■ **Task statement**:
Only lines holding the word "природной" should be copied from the material.

--- BEGIN Material for the task ---

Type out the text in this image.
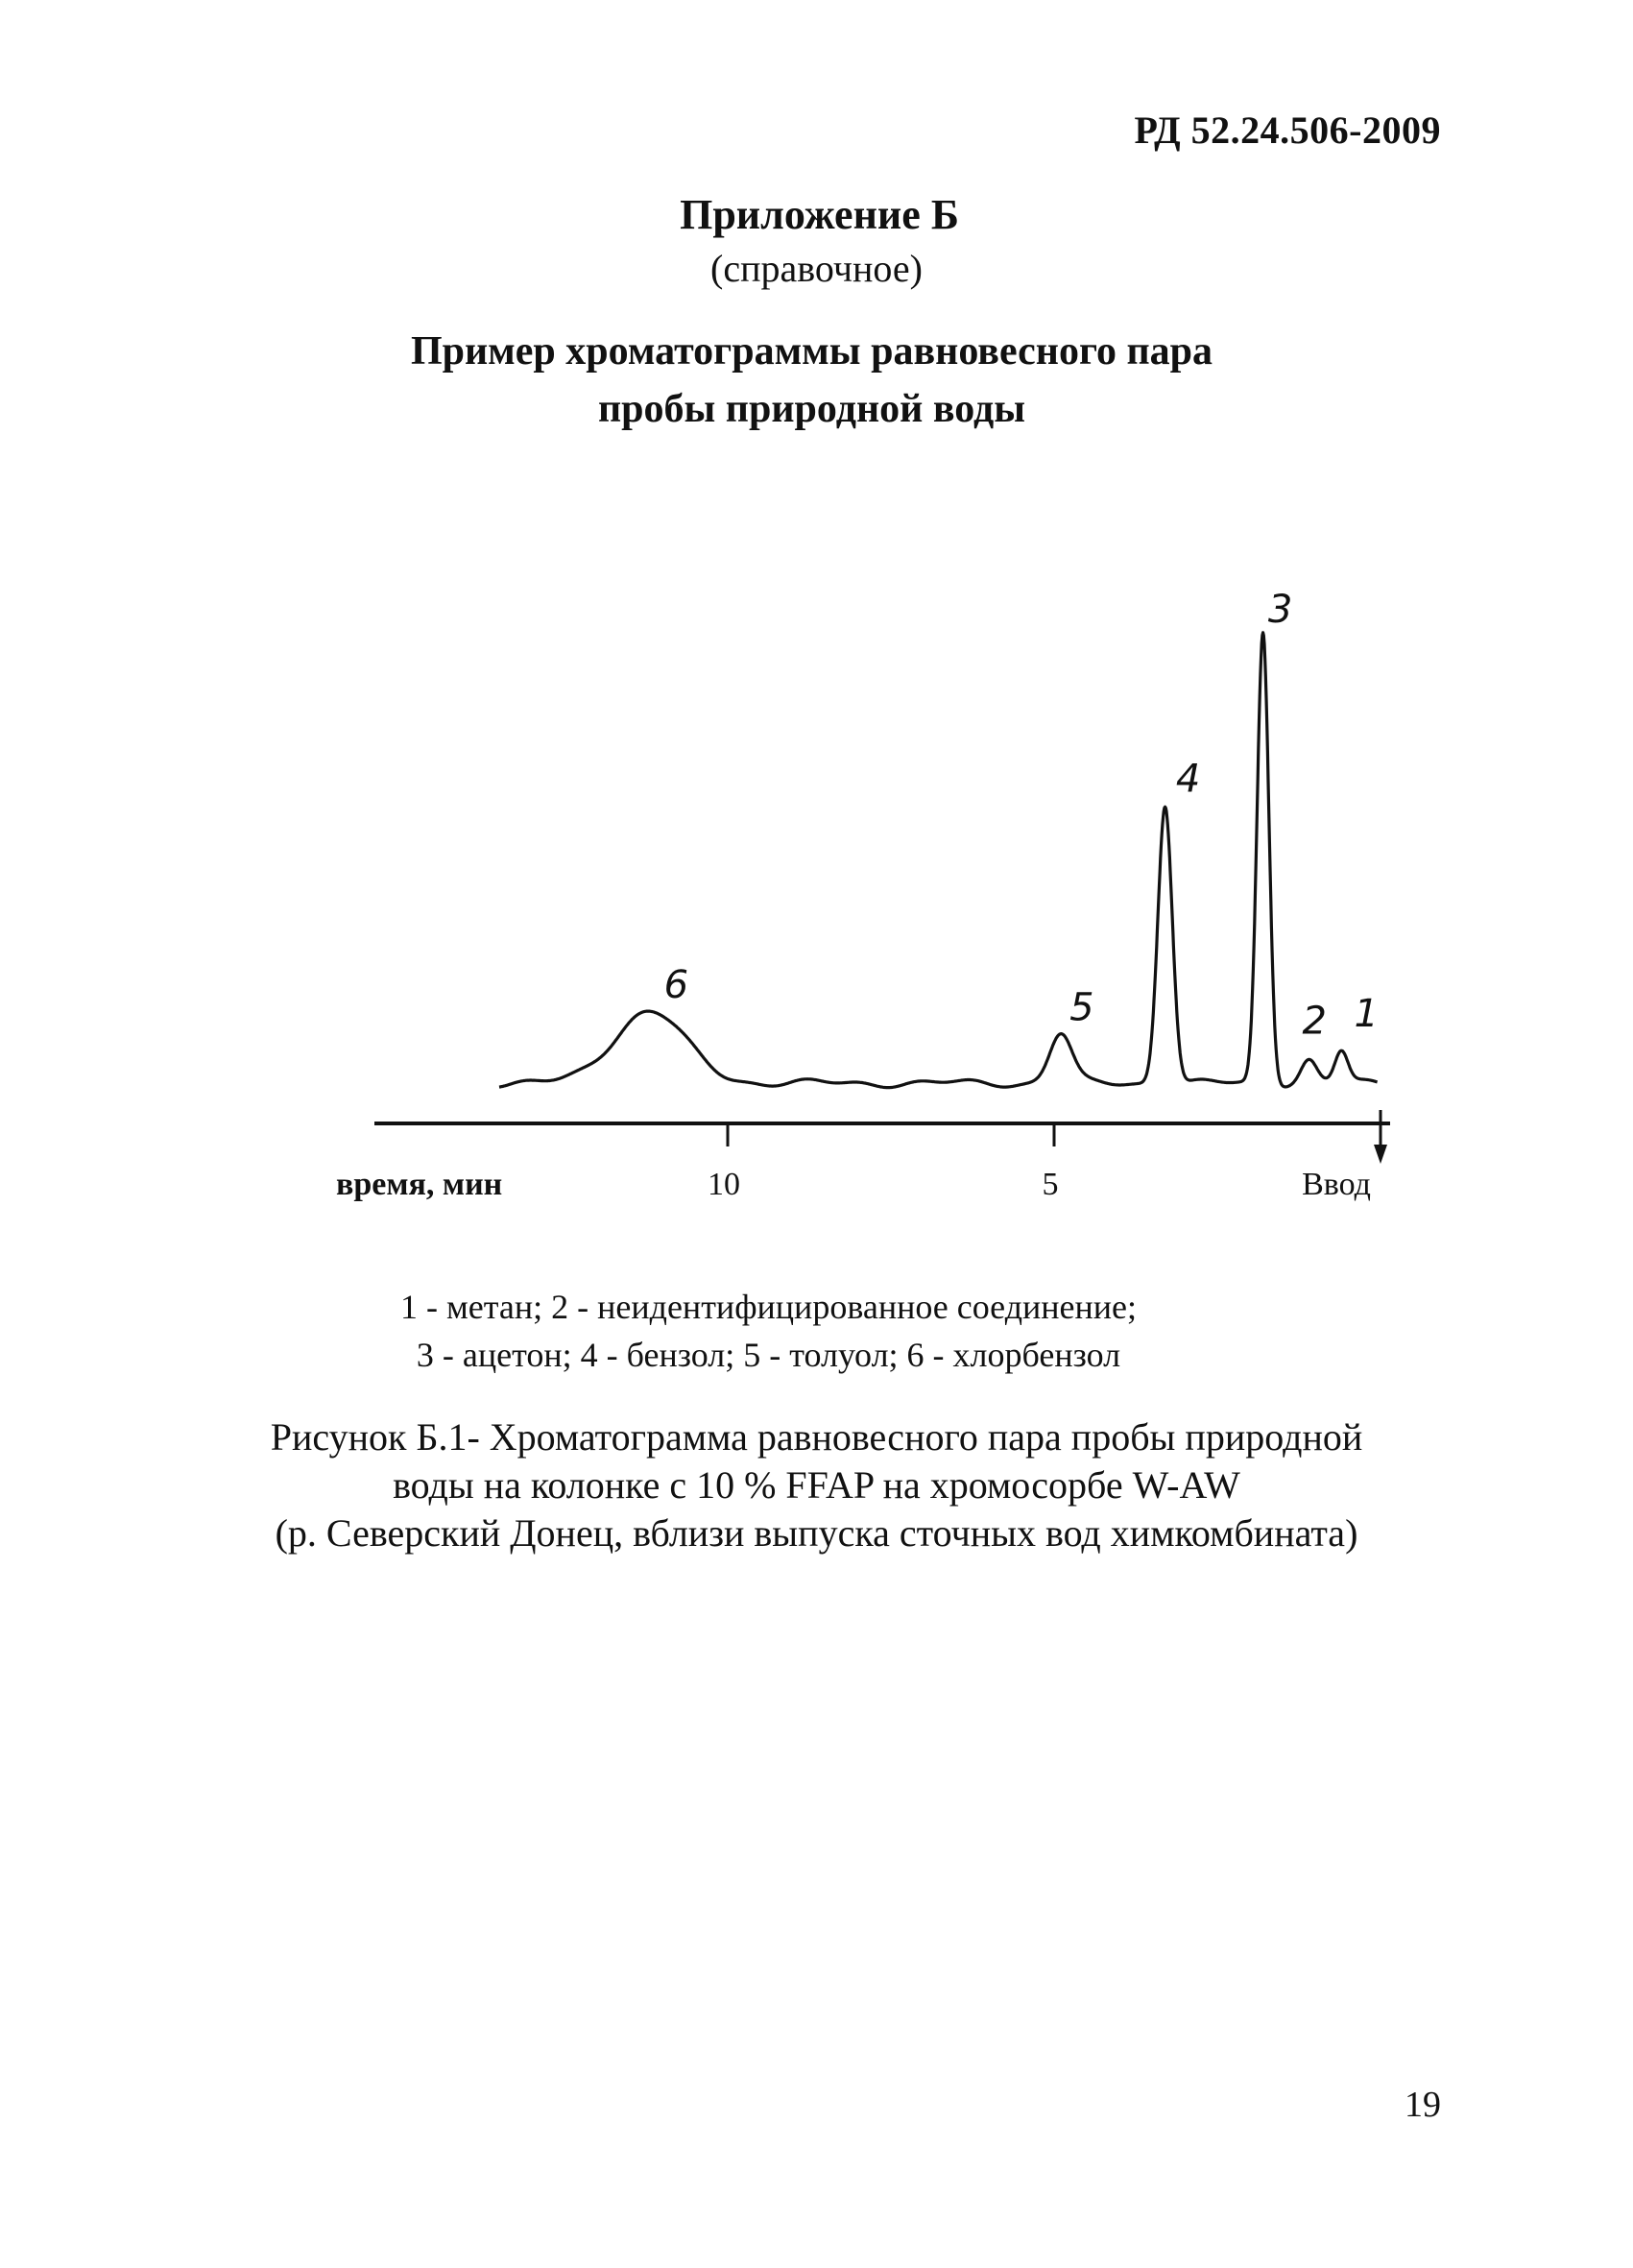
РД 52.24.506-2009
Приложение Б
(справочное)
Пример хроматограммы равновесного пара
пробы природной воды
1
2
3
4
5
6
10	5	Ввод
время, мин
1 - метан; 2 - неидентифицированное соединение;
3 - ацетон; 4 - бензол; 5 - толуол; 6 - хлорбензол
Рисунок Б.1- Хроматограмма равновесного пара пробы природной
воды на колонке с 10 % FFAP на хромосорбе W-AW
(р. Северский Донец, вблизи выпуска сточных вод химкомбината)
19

--- END Material for the task ---

■ **Exercise answer**:
пробы природной воды
Рисунок Б.1- Хроматограмма равновесного пара пробы природной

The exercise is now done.